__ROWS__.
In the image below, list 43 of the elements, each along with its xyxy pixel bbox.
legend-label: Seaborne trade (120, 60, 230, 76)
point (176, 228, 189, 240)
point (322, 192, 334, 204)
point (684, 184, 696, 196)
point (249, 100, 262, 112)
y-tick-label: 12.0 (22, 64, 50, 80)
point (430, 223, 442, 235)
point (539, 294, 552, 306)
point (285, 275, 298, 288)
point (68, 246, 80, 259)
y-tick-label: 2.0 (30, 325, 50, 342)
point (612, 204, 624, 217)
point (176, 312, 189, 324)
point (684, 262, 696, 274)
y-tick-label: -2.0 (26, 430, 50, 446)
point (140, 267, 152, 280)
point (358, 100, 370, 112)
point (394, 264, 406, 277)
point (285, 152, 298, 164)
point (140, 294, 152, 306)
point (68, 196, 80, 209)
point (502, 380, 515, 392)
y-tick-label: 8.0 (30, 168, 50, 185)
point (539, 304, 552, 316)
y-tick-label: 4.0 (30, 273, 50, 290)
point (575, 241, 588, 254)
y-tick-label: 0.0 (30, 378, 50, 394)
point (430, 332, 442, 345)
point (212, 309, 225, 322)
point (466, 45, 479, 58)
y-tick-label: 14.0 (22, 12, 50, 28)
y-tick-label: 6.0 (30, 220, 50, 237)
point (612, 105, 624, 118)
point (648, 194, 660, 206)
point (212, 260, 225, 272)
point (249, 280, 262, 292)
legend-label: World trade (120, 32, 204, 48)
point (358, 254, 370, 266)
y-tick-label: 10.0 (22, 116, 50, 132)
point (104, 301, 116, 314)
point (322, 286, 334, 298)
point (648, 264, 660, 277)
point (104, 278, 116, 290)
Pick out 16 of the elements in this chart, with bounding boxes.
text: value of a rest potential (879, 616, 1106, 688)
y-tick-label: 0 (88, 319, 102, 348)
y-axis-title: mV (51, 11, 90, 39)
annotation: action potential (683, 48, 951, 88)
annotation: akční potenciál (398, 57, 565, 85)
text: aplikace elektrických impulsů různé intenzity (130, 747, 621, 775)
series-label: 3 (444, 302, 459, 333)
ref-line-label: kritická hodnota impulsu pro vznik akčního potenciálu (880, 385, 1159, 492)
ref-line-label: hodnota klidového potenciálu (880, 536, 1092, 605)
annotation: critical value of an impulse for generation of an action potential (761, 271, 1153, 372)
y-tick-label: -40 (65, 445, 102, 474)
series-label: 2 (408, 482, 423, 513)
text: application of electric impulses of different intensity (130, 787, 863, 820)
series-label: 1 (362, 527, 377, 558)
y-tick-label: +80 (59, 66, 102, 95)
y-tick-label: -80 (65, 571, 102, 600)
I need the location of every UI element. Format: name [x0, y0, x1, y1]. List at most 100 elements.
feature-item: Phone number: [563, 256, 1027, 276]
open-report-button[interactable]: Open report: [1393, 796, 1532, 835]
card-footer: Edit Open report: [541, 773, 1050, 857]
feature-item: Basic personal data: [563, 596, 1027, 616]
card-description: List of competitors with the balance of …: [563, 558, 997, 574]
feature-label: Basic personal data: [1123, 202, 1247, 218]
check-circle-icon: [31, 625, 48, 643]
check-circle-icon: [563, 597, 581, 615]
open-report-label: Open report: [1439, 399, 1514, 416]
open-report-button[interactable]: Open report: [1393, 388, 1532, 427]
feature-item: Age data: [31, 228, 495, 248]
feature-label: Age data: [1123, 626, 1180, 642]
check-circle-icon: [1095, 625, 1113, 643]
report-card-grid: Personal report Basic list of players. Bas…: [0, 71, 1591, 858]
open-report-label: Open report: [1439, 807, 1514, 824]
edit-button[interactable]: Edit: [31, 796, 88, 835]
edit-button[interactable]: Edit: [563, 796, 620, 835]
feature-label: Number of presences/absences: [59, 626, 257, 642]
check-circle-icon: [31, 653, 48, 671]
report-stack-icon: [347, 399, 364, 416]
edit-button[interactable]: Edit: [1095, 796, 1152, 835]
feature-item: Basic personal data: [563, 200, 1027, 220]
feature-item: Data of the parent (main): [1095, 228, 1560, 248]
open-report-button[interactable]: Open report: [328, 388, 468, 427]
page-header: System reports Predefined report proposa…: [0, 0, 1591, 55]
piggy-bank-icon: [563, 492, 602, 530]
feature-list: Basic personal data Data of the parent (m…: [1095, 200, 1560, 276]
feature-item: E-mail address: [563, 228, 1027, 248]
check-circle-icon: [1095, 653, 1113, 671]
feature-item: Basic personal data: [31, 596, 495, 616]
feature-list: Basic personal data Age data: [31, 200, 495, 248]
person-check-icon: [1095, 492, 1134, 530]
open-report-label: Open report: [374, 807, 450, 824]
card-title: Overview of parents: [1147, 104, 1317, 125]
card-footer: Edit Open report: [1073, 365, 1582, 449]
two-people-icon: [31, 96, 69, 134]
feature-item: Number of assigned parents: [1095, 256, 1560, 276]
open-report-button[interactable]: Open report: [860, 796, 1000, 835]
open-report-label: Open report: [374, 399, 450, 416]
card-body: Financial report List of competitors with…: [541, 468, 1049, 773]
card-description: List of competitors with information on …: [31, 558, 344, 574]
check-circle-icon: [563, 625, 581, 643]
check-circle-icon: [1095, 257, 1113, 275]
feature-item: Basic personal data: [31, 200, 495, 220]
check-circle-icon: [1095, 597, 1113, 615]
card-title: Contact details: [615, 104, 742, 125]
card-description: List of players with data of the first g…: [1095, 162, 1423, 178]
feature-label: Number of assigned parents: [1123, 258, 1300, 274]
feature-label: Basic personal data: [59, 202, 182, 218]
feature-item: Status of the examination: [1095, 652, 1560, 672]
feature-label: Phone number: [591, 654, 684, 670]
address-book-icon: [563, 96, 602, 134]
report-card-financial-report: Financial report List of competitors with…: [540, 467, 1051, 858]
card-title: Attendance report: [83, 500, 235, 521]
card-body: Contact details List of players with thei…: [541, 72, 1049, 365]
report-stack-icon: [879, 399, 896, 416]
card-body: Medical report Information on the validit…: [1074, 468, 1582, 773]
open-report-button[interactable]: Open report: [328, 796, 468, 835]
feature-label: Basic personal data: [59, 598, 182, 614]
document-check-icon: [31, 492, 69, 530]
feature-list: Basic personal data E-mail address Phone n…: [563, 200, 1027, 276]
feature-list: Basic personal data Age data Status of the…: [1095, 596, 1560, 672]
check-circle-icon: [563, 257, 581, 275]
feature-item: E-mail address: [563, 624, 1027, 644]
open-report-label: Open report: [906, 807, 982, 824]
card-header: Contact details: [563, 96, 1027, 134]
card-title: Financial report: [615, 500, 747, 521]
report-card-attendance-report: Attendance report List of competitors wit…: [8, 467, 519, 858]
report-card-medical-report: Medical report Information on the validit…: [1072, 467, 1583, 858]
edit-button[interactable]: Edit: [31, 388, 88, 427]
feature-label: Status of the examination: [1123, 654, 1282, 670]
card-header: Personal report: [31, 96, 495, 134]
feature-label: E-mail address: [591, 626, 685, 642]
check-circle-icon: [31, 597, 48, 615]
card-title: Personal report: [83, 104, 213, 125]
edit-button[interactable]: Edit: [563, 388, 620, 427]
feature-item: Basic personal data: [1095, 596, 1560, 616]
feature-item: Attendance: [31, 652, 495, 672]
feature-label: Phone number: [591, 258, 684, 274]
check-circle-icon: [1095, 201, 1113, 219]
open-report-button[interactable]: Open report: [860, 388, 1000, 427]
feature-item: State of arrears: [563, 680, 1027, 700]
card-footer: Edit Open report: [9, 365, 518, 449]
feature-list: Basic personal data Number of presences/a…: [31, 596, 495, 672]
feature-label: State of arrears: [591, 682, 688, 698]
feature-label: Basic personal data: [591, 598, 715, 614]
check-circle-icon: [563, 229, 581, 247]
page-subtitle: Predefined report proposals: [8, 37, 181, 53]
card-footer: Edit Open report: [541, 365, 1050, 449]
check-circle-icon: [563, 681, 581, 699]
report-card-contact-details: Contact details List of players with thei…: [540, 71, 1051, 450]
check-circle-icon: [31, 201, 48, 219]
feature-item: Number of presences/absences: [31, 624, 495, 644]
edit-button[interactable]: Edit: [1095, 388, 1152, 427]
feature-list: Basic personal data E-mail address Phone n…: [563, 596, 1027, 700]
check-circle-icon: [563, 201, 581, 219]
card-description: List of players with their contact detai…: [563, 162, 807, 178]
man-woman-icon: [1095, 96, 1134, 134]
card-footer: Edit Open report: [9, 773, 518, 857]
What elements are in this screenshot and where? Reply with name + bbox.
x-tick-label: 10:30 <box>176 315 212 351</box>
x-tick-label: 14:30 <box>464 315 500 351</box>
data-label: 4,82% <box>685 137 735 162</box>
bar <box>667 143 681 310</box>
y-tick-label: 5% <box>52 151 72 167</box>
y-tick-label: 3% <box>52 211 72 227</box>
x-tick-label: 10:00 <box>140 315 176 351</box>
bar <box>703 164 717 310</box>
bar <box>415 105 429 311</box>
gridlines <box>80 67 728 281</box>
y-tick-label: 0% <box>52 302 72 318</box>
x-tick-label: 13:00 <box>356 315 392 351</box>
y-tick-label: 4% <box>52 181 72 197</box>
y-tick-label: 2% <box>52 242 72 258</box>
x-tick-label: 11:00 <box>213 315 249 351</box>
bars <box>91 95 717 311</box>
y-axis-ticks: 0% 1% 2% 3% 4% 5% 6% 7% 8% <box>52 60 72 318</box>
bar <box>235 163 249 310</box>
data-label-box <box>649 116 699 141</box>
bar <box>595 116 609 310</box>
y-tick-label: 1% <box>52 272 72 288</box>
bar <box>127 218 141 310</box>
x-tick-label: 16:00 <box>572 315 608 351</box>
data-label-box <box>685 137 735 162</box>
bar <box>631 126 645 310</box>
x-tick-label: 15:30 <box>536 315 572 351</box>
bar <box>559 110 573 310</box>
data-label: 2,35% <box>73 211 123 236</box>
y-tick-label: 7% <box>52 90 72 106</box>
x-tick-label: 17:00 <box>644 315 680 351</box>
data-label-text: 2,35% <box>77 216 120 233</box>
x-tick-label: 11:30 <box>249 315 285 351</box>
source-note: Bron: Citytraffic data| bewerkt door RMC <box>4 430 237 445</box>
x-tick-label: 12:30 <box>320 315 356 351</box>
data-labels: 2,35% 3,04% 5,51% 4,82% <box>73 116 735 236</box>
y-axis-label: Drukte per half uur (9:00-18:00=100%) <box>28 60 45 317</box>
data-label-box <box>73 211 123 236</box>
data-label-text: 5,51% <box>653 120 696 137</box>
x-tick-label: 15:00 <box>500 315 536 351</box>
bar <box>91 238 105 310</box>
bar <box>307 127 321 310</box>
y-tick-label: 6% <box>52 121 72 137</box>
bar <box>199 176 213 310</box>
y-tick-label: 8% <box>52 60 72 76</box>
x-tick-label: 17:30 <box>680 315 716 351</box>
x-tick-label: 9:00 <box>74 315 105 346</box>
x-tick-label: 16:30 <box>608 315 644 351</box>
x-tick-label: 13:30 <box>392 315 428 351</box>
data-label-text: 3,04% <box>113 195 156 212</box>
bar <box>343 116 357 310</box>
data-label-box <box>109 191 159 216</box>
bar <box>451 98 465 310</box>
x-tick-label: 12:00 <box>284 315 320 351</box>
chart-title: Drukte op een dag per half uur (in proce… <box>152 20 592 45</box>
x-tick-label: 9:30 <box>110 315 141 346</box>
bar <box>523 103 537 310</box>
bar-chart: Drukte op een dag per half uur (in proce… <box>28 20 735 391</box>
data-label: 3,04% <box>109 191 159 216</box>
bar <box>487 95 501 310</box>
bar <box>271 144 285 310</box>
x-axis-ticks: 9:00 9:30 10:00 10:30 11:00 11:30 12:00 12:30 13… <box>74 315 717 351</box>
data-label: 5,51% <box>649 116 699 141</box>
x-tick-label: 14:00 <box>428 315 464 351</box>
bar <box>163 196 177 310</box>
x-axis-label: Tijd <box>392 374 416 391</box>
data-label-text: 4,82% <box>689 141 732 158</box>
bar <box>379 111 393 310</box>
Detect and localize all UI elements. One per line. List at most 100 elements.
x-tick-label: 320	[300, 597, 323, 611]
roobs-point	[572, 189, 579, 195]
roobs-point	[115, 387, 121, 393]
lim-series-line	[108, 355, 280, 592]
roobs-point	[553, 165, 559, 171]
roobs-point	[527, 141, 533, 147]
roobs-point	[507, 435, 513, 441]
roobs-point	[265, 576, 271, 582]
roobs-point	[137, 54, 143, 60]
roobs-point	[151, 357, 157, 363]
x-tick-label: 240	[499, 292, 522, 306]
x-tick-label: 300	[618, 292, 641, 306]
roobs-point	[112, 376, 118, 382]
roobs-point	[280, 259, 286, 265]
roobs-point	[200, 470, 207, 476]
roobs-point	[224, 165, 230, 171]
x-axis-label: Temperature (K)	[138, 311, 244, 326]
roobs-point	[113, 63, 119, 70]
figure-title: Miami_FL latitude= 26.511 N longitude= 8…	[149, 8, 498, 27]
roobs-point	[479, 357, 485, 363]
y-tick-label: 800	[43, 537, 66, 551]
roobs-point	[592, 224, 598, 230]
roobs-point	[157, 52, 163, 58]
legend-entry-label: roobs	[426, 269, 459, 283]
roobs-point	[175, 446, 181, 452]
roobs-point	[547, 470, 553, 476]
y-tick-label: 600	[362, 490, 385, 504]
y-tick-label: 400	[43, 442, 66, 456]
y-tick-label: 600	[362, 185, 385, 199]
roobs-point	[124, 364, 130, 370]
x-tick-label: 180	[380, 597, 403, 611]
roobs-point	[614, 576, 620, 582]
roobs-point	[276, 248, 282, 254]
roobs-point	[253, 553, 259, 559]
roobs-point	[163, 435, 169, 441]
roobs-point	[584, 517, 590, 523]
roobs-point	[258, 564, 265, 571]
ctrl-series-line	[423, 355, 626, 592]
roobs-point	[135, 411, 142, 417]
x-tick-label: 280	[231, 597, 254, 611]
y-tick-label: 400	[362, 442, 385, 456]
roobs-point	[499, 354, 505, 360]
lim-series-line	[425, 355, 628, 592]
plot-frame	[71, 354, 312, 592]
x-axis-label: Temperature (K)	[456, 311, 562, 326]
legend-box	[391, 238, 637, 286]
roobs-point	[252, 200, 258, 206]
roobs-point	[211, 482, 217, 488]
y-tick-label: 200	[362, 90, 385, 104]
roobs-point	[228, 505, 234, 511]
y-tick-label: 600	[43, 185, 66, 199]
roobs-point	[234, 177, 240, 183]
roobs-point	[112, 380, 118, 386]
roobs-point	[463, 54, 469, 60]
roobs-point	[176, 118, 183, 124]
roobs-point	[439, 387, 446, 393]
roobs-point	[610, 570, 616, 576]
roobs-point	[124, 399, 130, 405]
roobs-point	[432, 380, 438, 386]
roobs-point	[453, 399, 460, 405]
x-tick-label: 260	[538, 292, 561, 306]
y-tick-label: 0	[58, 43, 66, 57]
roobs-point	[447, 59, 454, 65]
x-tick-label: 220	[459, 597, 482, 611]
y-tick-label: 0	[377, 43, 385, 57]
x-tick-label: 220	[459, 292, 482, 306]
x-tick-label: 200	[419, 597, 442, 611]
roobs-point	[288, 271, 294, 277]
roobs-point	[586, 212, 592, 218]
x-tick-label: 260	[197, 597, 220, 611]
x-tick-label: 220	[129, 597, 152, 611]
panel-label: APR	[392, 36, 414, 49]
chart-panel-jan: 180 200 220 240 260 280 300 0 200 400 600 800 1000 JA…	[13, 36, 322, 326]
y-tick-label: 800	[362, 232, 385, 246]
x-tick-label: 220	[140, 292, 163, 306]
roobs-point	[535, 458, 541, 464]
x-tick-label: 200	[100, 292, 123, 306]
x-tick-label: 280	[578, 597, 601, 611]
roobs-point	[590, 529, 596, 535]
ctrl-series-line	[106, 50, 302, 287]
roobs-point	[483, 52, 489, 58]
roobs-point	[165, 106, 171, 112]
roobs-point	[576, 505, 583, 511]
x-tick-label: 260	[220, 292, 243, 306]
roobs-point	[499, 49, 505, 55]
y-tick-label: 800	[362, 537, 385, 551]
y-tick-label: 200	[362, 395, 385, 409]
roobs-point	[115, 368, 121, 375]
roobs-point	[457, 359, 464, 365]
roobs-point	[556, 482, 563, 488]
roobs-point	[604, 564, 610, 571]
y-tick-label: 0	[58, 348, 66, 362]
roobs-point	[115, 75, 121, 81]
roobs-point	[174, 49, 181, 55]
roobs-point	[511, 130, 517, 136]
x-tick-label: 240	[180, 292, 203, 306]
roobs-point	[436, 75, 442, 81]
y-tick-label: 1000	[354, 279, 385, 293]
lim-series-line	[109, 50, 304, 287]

__DESCRIPTION OF THE TASK__. Copy out the lines above verbatim, beginning with the very first line and ending with the line that contains "Pick out 16", including both of those lines.

__THE OUTPUT__.
In the image below, list 43 of the elements, each along with its xyxy pixel bbox.
legend-label: Seaborne trade (120, 60, 230, 76)
point (176, 228, 189, 240)
point (322, 192, 334, 204)
point (684, 184, 696, 196)
point (249, 100, 262, 112)
y-tick-label: 12.0 (22, 64, 50, 80)
point (430, 223, 442, 235)
point (539, 294, 552, 306)
point (285, 275, 298, 288)
point (68, 246, 80, 259)
y-tick-label: 2.0 (30, 325, 50, 342)
point (612, 204, 624, 217)
point (176, 312, 189, 324)
point (684, 262, 696, 274)
y-tick-label: -2.0 (26, 430, 50, 446)
point (140, 267, 152, 280)
point (358, 100, 370, 112)
point (394, 264, 406, 277)
point (285, 152, 298, 164)
point (140, 294, 152, 306)
point (68, 196, 80, 209)
point (502, 380, 515, 392)
y-tick-label: 8.0 (30, 168, 50, 185)
point (539, 304, 552, 316)
y-tick-label: 4.0 (30, 273, 50, 290)
point (575, 241, 588, 254)
y-tick-label: 0.0 (30, 378, 50, 394)
point (430, 332, 442, 345)
point (212, 309, 225, 322)
point (466, 45, 479, 58)
y-tick-label: 14.0 (22, 12, 50, 28)
y-tick-label: 6.0 (30, 220, 50, 237)
point (612, 105, 624, 118)
point (648, 194, 660, 206)
point (212, 260, 225, 272)
point (249, 280, 262, 292)
legend-label: World trade (120, 32, 204, 48)
point (358, 254, 370, 266)
y-tick-label: 10.0 (22, 116, 50, 132)
point (104, 301, 116, 314)
point (322, 286, 334, 298)
point (648, 264, 660, 277)
point (104, 278, 116, 290)
Pick out 16 of the elements in this chart, with bounding boxes.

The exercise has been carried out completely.